GIVEN PROBLEM:
Every entry must be duplicated precisely as written.

DATASET ENTRIES:
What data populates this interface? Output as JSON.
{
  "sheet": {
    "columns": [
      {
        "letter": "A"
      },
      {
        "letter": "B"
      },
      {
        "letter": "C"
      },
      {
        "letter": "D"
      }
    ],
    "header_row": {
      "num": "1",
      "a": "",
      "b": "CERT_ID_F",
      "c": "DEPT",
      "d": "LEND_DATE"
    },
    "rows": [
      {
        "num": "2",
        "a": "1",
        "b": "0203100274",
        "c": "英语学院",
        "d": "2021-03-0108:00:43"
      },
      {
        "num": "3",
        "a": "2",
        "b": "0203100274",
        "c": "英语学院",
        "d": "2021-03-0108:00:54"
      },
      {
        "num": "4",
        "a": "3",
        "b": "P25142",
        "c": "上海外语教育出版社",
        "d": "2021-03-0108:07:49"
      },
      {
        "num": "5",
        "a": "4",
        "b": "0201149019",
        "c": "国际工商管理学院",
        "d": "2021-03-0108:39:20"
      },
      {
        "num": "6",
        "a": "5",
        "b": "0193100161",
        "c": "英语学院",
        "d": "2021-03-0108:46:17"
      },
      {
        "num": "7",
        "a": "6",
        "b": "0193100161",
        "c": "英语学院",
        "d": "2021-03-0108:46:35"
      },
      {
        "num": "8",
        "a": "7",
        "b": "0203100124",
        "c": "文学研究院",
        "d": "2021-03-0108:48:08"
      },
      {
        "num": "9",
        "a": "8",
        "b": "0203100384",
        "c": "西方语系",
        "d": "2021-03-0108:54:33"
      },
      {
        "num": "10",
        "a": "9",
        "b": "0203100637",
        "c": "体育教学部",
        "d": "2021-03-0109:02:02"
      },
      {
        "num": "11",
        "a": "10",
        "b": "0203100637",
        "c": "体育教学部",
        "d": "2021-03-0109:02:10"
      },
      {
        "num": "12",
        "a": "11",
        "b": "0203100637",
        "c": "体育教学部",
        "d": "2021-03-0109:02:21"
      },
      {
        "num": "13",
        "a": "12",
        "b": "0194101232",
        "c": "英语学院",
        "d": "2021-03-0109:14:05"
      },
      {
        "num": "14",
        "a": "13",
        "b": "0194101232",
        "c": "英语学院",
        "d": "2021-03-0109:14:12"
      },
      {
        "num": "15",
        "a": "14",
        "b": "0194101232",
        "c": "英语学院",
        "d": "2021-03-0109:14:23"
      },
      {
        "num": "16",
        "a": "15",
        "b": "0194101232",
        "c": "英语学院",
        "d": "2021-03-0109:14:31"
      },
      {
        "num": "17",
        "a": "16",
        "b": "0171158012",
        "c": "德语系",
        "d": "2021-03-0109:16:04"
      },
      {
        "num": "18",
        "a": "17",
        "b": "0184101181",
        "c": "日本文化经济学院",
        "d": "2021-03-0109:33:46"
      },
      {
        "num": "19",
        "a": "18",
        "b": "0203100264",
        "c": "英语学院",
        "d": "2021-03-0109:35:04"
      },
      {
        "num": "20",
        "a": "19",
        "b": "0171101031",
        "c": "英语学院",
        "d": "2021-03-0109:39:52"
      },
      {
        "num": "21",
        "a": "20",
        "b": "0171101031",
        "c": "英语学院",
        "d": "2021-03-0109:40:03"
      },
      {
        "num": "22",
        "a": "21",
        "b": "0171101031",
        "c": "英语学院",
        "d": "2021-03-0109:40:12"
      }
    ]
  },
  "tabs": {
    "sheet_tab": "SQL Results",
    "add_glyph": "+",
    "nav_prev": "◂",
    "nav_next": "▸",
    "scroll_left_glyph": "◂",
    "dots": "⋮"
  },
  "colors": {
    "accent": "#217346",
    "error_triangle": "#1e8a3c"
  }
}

EXERCISE OUTPUT:
What data populates this interface? Output as JSON.
{
  "sheet": {
    "columns": [
      {
        "letter": "A"
      },
      {
        "letter": "B"
      },
      {
        "letter": "C"
      },
      {
        "letter": "D"
      }
    ],
    "header_row": {
      "num": "1",
      "a": "",
      "b": "CERT_ID_F",
      "c": "DEPT",
      "d": "LEND_DATE"
    },
    "rows": [
      {
        "num": "2",
        "a": "1",
        "b": "0203100274",
        "c": "英语学院",
        "d": "2021-03-0108:00:43"
      },
      {
        "num": "3",
        "a": "2",
        "b": "0203100274",
        "c": "英语学院",
        "d": "2021-03-0108:00:54"
      },
      {
        "num": "4",
        "a": "3",
        "b": "P25142",
        "c": "上海外语教育出版社",
        "d": "2021-03-0108:07:49"
      },
      {
        "num": "5",
        "a": "4",
        "b": "0201149019",
        "c": "国际工商管理学院",
        "d": "2021-03-0108:39:20"
      },
      {
        "num": "6",
        "a": "5",
        "b": "0193100161",
        "c": "英语学院",
        "d": "2021-03-0108:46:17"
      },
      {
        "num": "7",
        "a": "6",
        "b": "0193100161",
        "c": "英语学院",
        "d": "2021-03-0108:46:35"
      },
      {
        "num": "8",
        "a": "7",
        "b": "0203100124",
        "c": "文学研究院",
        "d": "2021-03-0108:48:08"
      },
      {
        "num": "9",
        "a": "8",
        "b": "0203100384",
        "c": "西方语系",
        "d": "2021-03-0108:54:33"
      },
      {
        "num": "10",
        "a": "9",
        "b": "0203100637",
        "c": "体育教学部",
        "d": "2021-03-0109:02:02"
      },
      {
        "num": "11",
        "a": "10",
        "b": "0203100637",
        "c": "体育教学部",
        "d": "2021-03-0109:02:10"
      },
      {
        "num": "12",
        "a": "11",
        "b": "0203100637",
        "c": "体育教学部",
        "d": "2021-03-0109:02:21"
      },
      {
        "num": "13",
        "a": "12",
        "b": "0194101232",
        "c": "英语学院",
        "d": "2021-03-0109:14:05"
      },
      {
        "num": "14",
        "a": "13",
        "b": "0194101232",
        "c": "英语学院",
        "d": "2021-03-0109:14:12"
      },
      {
        "num": "15",
        "a": "14",
        "b": "0194101232",
        "c": "英语学院",
        "d": "2021-03-0109:14:23"
      },
      {
        "num": "16",
        "a": "15",
        "b": "0194101232",
        "c": "英语学院",
        "d": "2021-03-0109:14:31"
      },
      {
        "num": "17",
        "a": "16",
        "b": "0171158012",
        "c": "德语系",
        "d": "2021-03-0109:16:04"
      },
      {
        "num": "18",
        "a": "17",
        "b": "0184101181",
        "c": "日本文化经济学院",
        "d": "2021-03-0109:33:46"
      },
      {
        "num": "19",
        "a": "18",
        "b": "0203100264",
        "c": "英语学院",
        "d": "2021-03-0109:35:04"
      },
      {
        "num": "20",
        "a": "19",
        "b": "0171101031",
        "c": "英语学院",
        "d": "2021-03-0109:39:52"
      },
      {
        "num": "21",
        "a": "20",
        "b": "0171101031",
        "c": "英语学院",
        "d": "2021-03-0109:40:03"
      },
      {
        "num": "22",
        "a": "21",
        "b": "0171101031",
        "c": "英语学院",
        "d": "2021-03-0109:40:12"
      }
    ]
  },
  "tabs": {
    "sheet_tab": "SQL Results",
    "add_glyph": "+",
    "nav_prev": "◂",
    "nav_next": "▸",
    "scroll_left_glyph": "◂",
    "dots": "⋮"
  },
  "colors": {
    "accent": "#217346",
    "error_triangle": "#1e8a3c"
  }
}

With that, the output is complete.